> **BRIEF**
Quote the records that follow in full, leaving the pictures out.

--- Start DATASET RECORDS ---

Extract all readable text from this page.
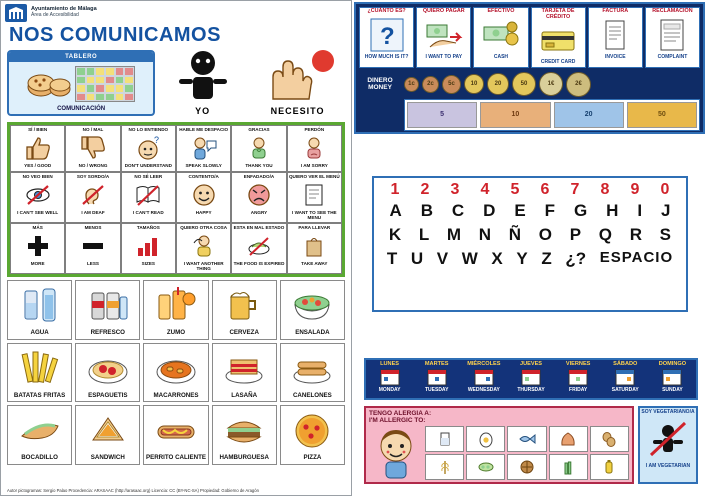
Ayuntamiento de Málaga
Área de Accesibilidad
NOS COMUNICAMOS
TABLERO
COMUNICACIÓN	YO	NECESITO
SÍ / BIEN
YES / GOOD
NO / MAL
NO / WRONG
NO LO ENTIENDO
?
DON'T UNDERSTAND
HABLE ME DESPACIO
SPEAK SLOWLY
GRACIAS
THANK YOU
PERDÓN
I AM SORRY
NO VEO BIEN
I CAN'T SEE WELL
SOY SORDO/A
I AM DEAF
NO SÉ LEER
I CAN'T READ
CONTENTO/A
HAPPY
ENFADADO/A
ANGRY
QUIERO VER EL MENÚ
I WANT TO SEE THE MENU
MÁS
MORE
MENOS
LESS
TAMAÑOS
SIZES
QUIERO OTRA COSA
I WANT ANOTHER THING
ESTA EN MAL ESTADO
THE FOOD IS EXPIRED
PARA LLEVAR
TAKE AWAY
AGUA	REFRESCO	ZUMO	CERVEZA	ENSALADA
BATATAS FRITAS	ESPAGUETIS	MACARRONES	LASAÑA	CANELONES
BOCADILLO	SANDWICH	PERRITO CALIENTE	HAMBURGUESA	PIZZA
Autor pictogramas: Sergio Palao Procedencia: ARASAAC (http://arasaac.org) Licencia: CC (BY-NC-SA) Propiedad: Gobierno de Aragón
¿CUÁNTO ES?
?
HOW MUCH IS IT?
QUIERO PAGAR
I WANT TO PAY
EFECTIVO
CASH
TARJETA DE CRÉDITO
CREDIT CARD
FACTURA
INVOICE
RECLAMACIÓN
COMPLAINT
DINERO
MONEY	1c	2c	5c	10	20	50	1€	2€
5	10	20	50
1 2 3 4 5 6 7 8 9 0
A B C D E F G H I J
K L M N Ñ O P Q R S
T U V W X Y Z ¿? ESPACIO
LUNES
MONDAY
MARTES
TUESDAY
MIÉRCOLES
WEDNESDAY
JUEVES
THURSDAY
VIERNES
FRIDAY
SÁBADO
SATURDAY
DOMINGO
SUNDAY
TENGO ALERGIA A:
I'M ALLERGIC TO:
SOY VEGETARIANO/A
I AM VEGETARIAN
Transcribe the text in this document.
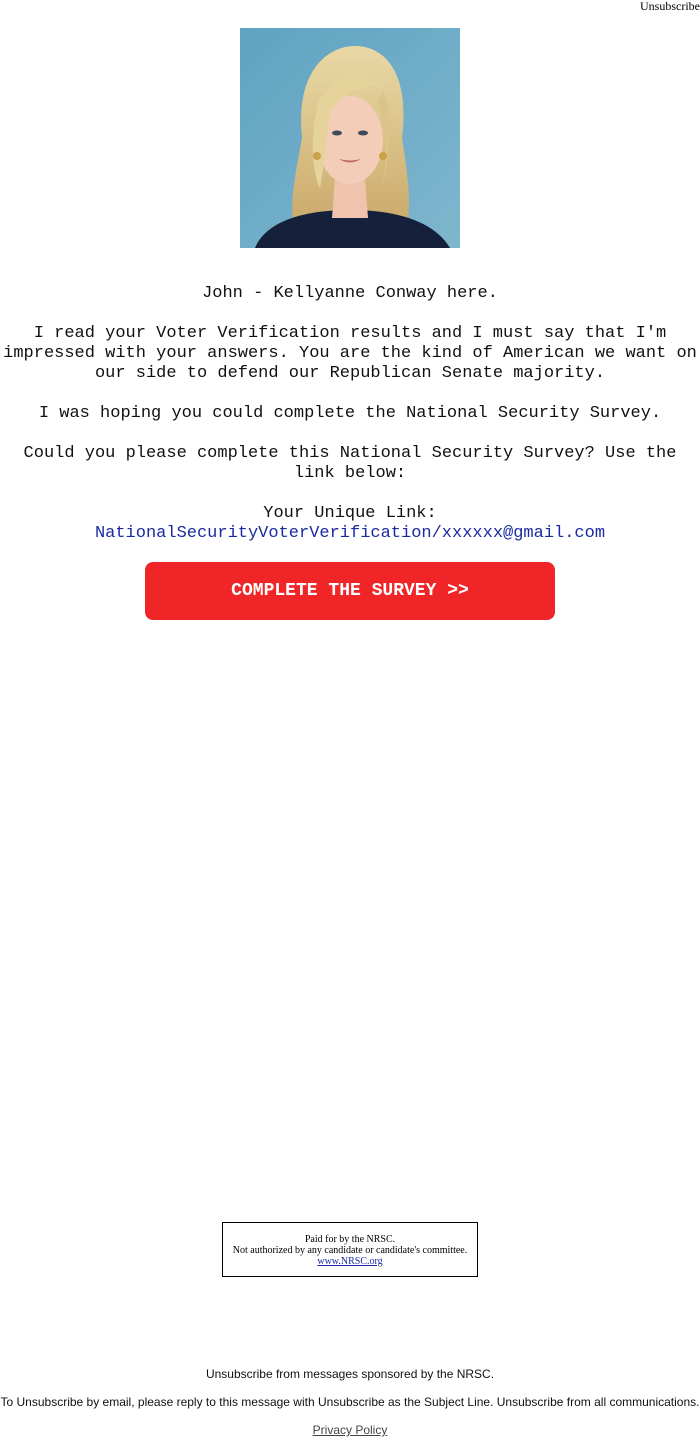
Unsubscribe

John - Kellyanne Conway here.

I read your Voter Verification results and I must say that I'm impressed with your answers. You are the kind of American we want on our side to defend our Republican Senate majority.

I was hoping you could complete the National Security Survey.

Could you please complete this National Security Survey? Use the link below:

Your Unique Link:
NationalSecurityVoterVerification/xxxxxx@gmail.com
COMPLETE THE SURVEY >>
Paid for by the NRSC.
Not authorized by any candidate or candidate's committee.
www.NRSC.org
Unsubscribe from messages sponsored by the NRSC.
To Unsubscribe by email, please reply to this message with Unsubscribe as the Subject Line. Unsubscribe from all communications.
Privacy Policy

--- End DATASET RECORDS ---

> **COMPLETED EXERCISE**
Extract all readable text from this page.
Ayuntamiento de Málaga
Área de Accesibilidad
NOS COMUNICAMOS
TABLERO
COMUNICACIÓN	YO	NECESITO
SÍ / BIEN
YES / GOOD
NO / MAL
NO / WRONG
NO LO ENTIENDO
?
DON'T UNDERSTAND
HABLE ME DESPACIO
SPEAK SLOWLY
GRACIAS
THANK YOU
PERDÓN
I AM SORRY
NO VEO BIEN
I CAN'T SEE WELL
SOY SORDO/A
I AM DEAF
NO SÉ LEER
I CAN'T READ
CONTENTO/A
HAPPY
ENFADADO/A
ANGRY
QUIERO VER EL MENÚ
I WANT TO SEE THE MENU
MÁS
MORE
MENOS
LESS
TAMAÑOS
SIZES
QUIERO OTRA COSA
I WANT ANOTHER THING
ESTA EN MAL ESTADO
THE FOOD IS EXPIRED
PARA LLEVAR
TAKE AWAY
AGUA	REFRESCO	ZUMO	CERVEZA	ENSALADA
BATATAS FRITAS	ESPAGUETIS	MACARRONES	LASAÑA	CANELONES
BOCADILLO	SANDWICH	PERRITO CALIENTE	HAMBURGUESA	PIZZA
Autor pictogramas: Sergio Palao Procedencia: ARASAAC (http://arasaac.org) Licencia: CC (BY-NC-SA) Propiedad: Gobierno de Aragón
¿CUÁNTO ES?
?
HOW MUCH IS IT?
QUIERO PAGAR
I WANT TO PAY
EFECTIVO
CASH
TARJETA DE CRÉDITO
CREDIT CARD
FACTURA
INVOICE
RECLAMACIÓN
COMPLAINT
DINERO
MONEY	1c	2c	5c	10	20	50	1€	2€
5	10	20	50
1 2 3 4 5 6 7 8 9 0
A B C D E F G H I J
K L M N Ñ O P Q R S
T U V W X Y Z ¿? ESPACIO
LUNES
MONDAY
MARTES
TUESDAY
MIÉRCOLES
WEDNESDAY
JUEVES
THURSDAY
VIERNES
FRIDAY
SÁBADO
SATURDAY
DOMINGO
SUNDAY
TENGO ALERGIA A:
I'M ALLERGIC TO:
SOY VEGETARIANO/A
I AM VEGETARIAN
Transcribe the text in this document.
Unsubscribe

John - Kellyanne Conway here.

I read your Voter Verification results and I must say that I'm impressed with your answers. You are the kind of American we want on our side to defend our Republican Senate majority.

I was hoping you could complete the National Security Survey.

Could you please complete this National Security Survey? Use the link below:

Your Unique Link:
NationalSecurityVoterVerification/xxxxxx@gmail.com
COMPLETE THE SURVEY >>
Paid for by the NRSC.
Not authorized by any candidate or candidate's committee.
www.NRSC.org
Unsubscribe from messages sponsored by the NRSC.
To Unsubscribe by email, please reply to this message with Unsubscribe as the Subject Line. Unsubscribe from all communications.
Privacy Policy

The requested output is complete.